_Given task_
Lines that contain the string "оплаты" are to be copied; leave out all others.

_Exercise inputs_
** Start **

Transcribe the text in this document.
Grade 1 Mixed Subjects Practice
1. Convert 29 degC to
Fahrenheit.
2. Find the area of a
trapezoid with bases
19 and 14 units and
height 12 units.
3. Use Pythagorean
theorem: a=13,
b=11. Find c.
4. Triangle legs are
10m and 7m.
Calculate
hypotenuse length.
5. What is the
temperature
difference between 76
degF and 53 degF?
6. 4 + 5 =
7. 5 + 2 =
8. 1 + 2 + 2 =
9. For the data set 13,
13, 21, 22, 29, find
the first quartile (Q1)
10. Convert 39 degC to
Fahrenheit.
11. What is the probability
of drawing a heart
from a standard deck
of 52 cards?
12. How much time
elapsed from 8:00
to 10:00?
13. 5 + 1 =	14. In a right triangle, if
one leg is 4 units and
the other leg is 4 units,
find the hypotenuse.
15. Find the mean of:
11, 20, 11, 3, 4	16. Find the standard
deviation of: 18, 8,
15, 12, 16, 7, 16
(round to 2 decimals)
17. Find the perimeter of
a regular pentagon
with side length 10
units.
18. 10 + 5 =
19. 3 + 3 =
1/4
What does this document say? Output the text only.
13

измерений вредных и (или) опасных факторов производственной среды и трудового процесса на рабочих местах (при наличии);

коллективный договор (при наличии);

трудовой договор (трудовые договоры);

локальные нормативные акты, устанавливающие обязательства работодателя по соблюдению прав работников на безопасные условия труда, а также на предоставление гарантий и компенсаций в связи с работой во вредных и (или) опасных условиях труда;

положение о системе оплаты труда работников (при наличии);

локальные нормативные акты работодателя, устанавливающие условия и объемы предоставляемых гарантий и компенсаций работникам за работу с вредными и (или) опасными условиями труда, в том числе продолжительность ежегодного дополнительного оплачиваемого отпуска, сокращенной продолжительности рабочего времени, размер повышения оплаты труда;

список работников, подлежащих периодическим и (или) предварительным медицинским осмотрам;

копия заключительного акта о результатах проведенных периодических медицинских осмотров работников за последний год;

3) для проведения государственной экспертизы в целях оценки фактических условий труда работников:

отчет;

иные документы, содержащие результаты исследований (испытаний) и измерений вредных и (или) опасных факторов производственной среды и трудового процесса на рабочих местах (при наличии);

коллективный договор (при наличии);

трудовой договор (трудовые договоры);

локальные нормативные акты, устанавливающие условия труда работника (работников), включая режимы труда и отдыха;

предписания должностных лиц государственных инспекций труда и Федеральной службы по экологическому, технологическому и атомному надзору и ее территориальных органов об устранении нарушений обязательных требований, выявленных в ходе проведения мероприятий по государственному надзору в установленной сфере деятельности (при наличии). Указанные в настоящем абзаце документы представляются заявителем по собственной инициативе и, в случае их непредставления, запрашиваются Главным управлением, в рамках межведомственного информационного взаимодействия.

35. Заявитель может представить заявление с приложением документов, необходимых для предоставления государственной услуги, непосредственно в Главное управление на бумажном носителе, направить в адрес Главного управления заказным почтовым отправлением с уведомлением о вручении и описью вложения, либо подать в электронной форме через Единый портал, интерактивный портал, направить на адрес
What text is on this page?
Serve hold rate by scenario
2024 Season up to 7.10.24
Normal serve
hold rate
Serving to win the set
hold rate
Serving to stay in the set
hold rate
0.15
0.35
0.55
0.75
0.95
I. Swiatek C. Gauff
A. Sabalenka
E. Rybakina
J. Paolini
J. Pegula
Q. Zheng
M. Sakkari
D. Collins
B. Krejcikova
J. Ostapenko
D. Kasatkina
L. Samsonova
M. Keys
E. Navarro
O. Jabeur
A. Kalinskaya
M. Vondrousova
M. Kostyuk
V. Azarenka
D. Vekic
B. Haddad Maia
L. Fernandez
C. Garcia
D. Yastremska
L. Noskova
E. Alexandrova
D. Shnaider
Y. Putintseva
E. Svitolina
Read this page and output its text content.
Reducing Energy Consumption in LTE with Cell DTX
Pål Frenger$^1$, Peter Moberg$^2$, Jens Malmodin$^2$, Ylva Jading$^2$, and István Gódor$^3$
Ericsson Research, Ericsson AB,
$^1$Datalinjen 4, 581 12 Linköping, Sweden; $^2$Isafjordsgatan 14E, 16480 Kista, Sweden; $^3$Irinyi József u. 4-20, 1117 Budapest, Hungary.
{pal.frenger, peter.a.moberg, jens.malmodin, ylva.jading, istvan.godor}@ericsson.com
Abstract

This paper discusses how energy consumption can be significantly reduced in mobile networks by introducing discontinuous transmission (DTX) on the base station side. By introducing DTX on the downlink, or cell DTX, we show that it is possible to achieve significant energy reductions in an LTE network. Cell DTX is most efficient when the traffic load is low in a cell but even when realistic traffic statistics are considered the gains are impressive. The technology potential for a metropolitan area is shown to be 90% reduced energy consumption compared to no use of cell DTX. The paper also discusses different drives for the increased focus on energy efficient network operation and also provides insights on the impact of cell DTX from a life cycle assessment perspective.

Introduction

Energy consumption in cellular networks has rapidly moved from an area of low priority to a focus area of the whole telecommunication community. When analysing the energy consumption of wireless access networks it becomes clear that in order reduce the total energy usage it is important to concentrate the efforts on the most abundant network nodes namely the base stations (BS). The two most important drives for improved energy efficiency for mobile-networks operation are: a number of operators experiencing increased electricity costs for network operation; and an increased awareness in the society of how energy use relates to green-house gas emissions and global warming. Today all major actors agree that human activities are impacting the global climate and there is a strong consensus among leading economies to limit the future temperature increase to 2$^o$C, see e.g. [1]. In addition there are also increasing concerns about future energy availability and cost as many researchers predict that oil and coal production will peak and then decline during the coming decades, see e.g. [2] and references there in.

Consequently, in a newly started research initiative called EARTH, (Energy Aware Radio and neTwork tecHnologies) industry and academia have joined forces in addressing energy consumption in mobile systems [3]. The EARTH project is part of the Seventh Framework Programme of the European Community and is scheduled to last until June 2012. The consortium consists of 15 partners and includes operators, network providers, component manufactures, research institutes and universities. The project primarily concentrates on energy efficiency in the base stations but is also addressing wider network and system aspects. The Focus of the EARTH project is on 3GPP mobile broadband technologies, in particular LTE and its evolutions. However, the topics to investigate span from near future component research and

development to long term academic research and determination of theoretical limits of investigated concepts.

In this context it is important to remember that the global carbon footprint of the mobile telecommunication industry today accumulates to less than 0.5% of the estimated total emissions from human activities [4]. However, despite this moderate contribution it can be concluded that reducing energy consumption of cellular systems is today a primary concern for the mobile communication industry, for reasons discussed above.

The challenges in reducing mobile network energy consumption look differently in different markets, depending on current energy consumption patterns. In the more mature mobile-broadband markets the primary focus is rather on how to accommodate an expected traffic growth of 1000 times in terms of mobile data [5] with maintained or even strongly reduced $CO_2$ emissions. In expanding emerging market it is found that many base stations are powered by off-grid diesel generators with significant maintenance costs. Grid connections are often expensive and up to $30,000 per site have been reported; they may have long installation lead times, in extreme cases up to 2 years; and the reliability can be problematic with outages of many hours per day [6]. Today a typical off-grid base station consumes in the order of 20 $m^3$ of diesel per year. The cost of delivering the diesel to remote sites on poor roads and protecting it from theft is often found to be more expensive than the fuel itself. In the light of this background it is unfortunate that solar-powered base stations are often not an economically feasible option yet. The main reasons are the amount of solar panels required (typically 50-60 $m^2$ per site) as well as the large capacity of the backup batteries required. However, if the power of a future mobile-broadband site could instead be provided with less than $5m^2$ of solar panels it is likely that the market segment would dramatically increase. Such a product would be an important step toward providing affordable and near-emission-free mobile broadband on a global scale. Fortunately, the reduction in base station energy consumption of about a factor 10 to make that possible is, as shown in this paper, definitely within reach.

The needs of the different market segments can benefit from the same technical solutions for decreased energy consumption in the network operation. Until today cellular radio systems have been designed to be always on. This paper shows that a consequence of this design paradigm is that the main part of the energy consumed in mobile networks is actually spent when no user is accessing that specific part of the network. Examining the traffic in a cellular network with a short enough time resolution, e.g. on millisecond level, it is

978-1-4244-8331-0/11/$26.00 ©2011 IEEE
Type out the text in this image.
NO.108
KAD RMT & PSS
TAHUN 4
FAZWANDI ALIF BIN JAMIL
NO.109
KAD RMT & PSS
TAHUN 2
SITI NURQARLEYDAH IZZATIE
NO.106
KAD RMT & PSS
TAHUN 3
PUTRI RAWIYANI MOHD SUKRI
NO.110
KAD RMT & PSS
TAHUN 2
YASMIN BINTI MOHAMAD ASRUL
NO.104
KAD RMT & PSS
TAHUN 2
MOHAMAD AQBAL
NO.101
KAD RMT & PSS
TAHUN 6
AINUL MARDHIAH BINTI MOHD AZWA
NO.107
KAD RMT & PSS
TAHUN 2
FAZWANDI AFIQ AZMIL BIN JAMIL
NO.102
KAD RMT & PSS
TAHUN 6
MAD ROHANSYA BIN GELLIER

** End **

_Finished task_
положение о системе оплаты труда работников (при наличии);
локальные нормативные акты работодателя, устанавливающие условия и объемы предоставляемых гарантий и компенсаций работникам за работу с вредными и (или) опасными условиями труда, в том числе продолжительность ежегодного дополнительного оплачиваемого отпуска, сокращенной продолжительности рабочего времени, размер повышения оплаты труда;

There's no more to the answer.